● Description of the task
Return each line that holds the word "shown".

● Records supplied
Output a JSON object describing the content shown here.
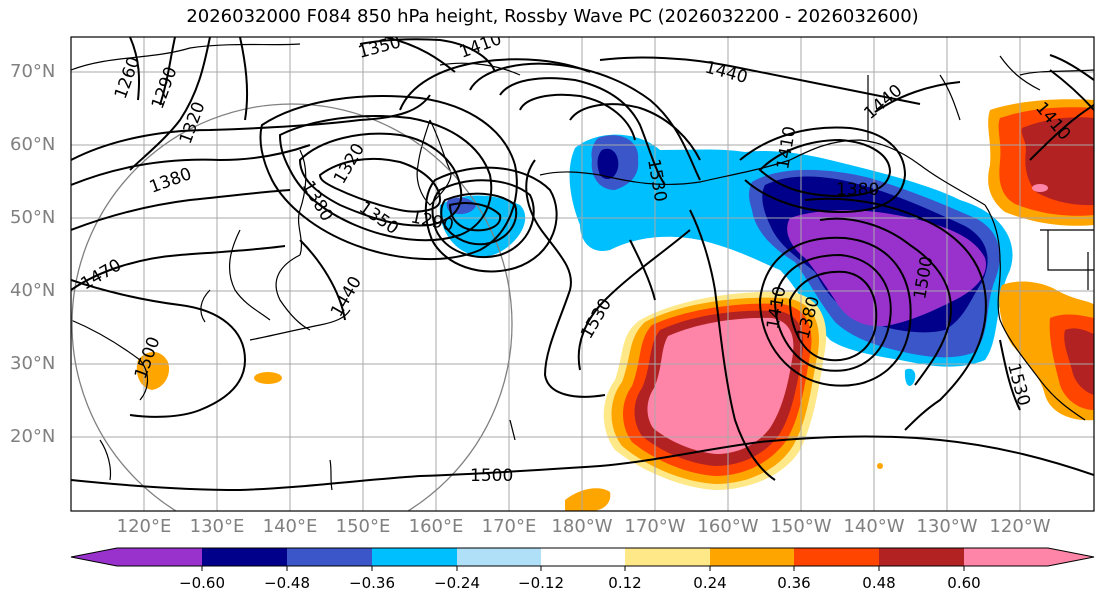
{
  "title": "2026032000 F084 850 hPa height, Rossby Wave PC (2026032200 - 2026032600)",
  "map": {
    "lat_labels": [
      "70°N",
      "60°N",
      "50°N",
      "40°N",
      "30°N",
      "20°N"
    ],
    "lon_labels": [
      "120°E",
      "130°E",
      "140°E",
      "150°E",
      "160°E",
      "170°E",
      "180°W",
      "170°W",
      "160°W",
      "150°W",
      "140°W",
      "130°W",
      "120°W"
    ],
    "contour_labels": [
      "1350",
      "1410",
      "1440",
      "1260",
      "1290",
      "1320",
      "1440",
      "1410",
      "1380",
      "1320",
      "1380",
      "1380",
      "1350",
      "1290",
      "1530",
      "1470",
      "1440",
      "1530",
      "1410",
      "1380",
      "1500",
      "1500",
      "1530",
      "1500",
      "1410"
    ]
  },
  "colorbar": {
    "ticks": [
      "−0.60",
      "−0.48",
      "−0.36",
      "−0.24",
      "−0.12",
      "0.12",
      "0.24",
      "0.36",
      "0.48",
      "0.60"
    ],
    "colors": [
      "#9932cc",
      "#00008b",
      "#3a56c8",
      "#00bfff",
      "#b0e0f8",
      "#ffffff",
      "#ffe888",
      "#ffa500",
      "#ff4500",
      "#b22222",
      "#ff85a8"
    ]
  }
}
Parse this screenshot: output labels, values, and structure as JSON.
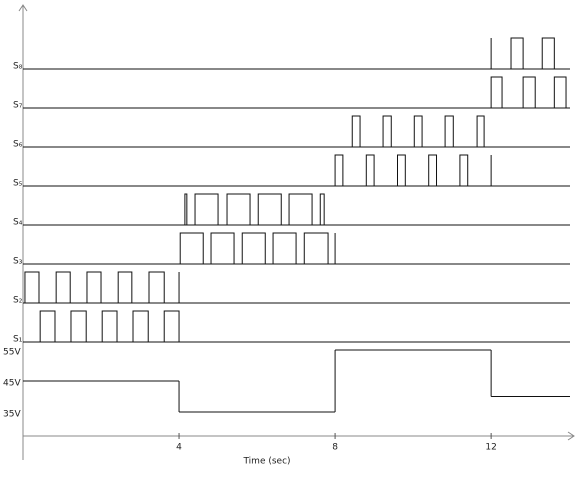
{
  "chart_data": {
    "type": "timing",
    "x_label": "Time (sec)",
    "xlim": [
      0,
      14.15
    ],
    "xticks": [
      4,
      8,
      12
    ],
    "lanes": [
      {
        "name": "S₈",
        "pulses": [
          [
            12,
            12
          ],
          [
            12.51,
            12.82
          ],
          [
            13.31,
            13.62
          ]
        ]
      },
      {
        "name": "S₇",
        "pulses": [
          [
            12,
            12.28
          ],
          [
            12.82,
            13.13
          ],
          [
            13.62,
            13.92
          ]
        ]
      },
      {
        "name": "S₆",
        "pulses": [
          [
            8.44,
            8.64
          ],
          [
            9.23,
            9.44
          ],
          [
            10.03,
            10.23
          ],
          [
            10.82,
            11.03
          ],
          [
            11.64,
            11.82
          ]
        ]
      },
      {
        "name": "S₅",
        "pulses": [
          [
            8,
            8.2
          ],
          [
            8.8,
            9
          ],
          [
            9.6,
            9.8
          ],
          [
            10.4,
            10.6
          ],
          [
            11.2,
            11.4
          ],
          [
            12,
            12
          ]
        ]
      },
      {
        "name": "S₄",
        "pulses": [
          [
            4.15,
            4.2
          ],
          [
            4.41,
            5
          ],
          [
            5.23,
            5.82
          ],
          [
            6.03,
            6.62
          ],
          [
            6.82,
            7.41
          ],
          [
            7.62,
            7.72
          ]
        ]
      },
      {
        "name": "S₃",
        "pulses": [
          [
            4.03,
            4.62
          ],
          [
            4.82,
            5.41
          ],
          [
            5.62,
            6.21
          ],
          [
            6.41,
            7
          ],
          [
            7.21,
            7.82
          ],
          [
            8,
            8
          ]
        ]
      },
      {
        "name": "S₂",
        "pulses": [
          [
            0.05,
            0.41
          ],
          [
            0.85,
            1.21
          ],
          [
            1.64,
            2
          ],
          [
            2.44,
            2.79
          ],
          [
            3.23,
            3.62
          ],
          [
            4,
            4
          ]
        ]
      },
      {
        "name": "S₁",
        "pulses": [
          [
            0.44,
            0.82
          ],
          [
            1.23,
            1.62
          ],
          [
            2.03,
            2.41
          ],
          [
            2.82,
            3.21
          ],
          [
            3.62,
            4
          ]
        ]
      }
    ],
    "voltage": {
      "x": [
        0,
        4,
        8,
        12
      ],
      "values": [
        45,
        35,
        55,
        40
      ],
      "ylim": [
        35,
        55
      ],
      "yticks": [
        {
          "value": 55,
          "label": "55V"
        },
        {
          "value": 45,
          "label": "45V"
        },
        {
          "value": 35,
          "label": "35V"
        }
      ]
    }
  }
}
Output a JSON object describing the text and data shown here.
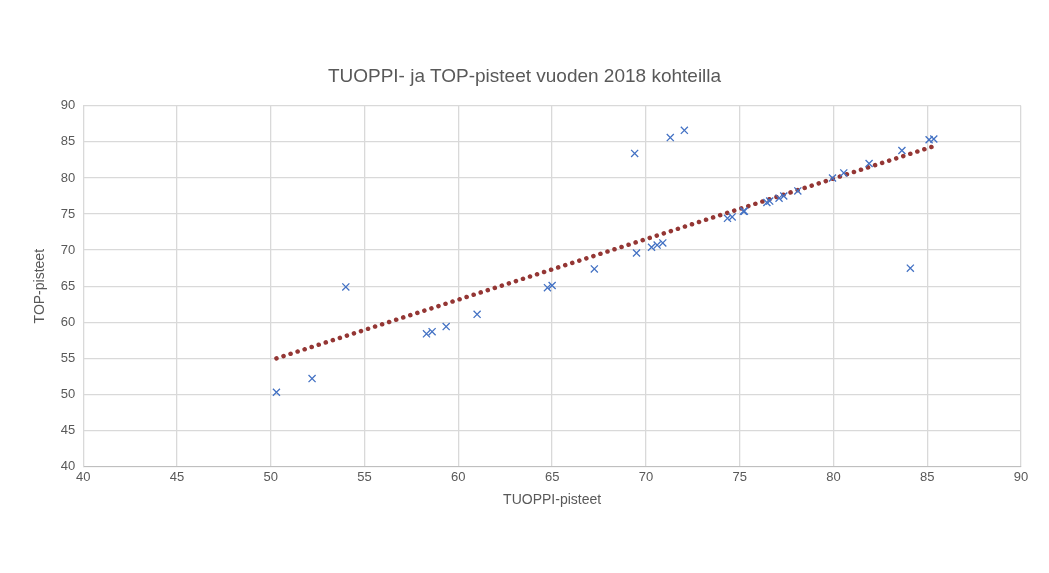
{
  "chart_data": {
    "type": "scatter",
    "title": "TUOPPI- ja TOP-pisteet vuoden 2018 kohteilla",
    "xlabel": "TUOPPI-pisteet",
    "ylabel": "TOP-pisteet",
    "xlim": [
      40,
      90
    ],
    "xticks": [
      40,
      45,
      50,
      55,
      60,
      65,
      70,
      75,
      80,
      85,
      90
    ],
    "ylim": [
      40,
      90
    ],
    "yticks": [
      40,
      45,
      50,
      55,
      60,
      65,
      70,
      75,
      80,
      85,
      90
    ],
    "grid": true,
    "legend": false,
    "marker": "cross",
    "series": [
      {
        "type": "scatter",
        "color": "#4472c4",
        "x": [
          50.3,
          52.2,
          54.0,
          58.3,
          58.6,
          59.35,
          61.0,
          64.75,
          65.0,
          67.25,
          69.4,
          71.3,
          72.05,
          69.5,
          70.3,
          70.6,
          70.9,
          74.35,
          74.6,
          75.2,
          75.25,
          76.45,
          76.6,
          77.1,
          77.35,
          78.1,
          79.95,
          80.55,
          81.9,
          83.65,
          85.1,
          85.35,
          84.1
        ],
        "values": [
          50.3,
          52.2,
          64.9,
          58.4,
          58.7,
          59.4,
          61.1,
          64.8,
          65.1,
          67.4,
          83.4,
          85.6,
          86.6,
          69.6,
          70.4,
          70.7,
          71.0,
          74.4,
          74.6,
          75.4,
          75.4,
          76.6,
          76.8,
          77.2,
          77.5,
          78.2,
          80.0,
          80.7,
          82.0,
          83.8,
          85.3,
          85.4,
          67.5
        ]
      },
      {
        "type": "line",
        "color": "#943634",
        "line_style": "dotted",
        "marker": "none",
        "x": [
          50.3,
          85.35
        ],
        "values": [
          55.0,
          84.4
        ]
      }
    ]
  }
}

● The reply
Output a JSON object describing the content shown here.
Output a JSON object describing the text and data shown here.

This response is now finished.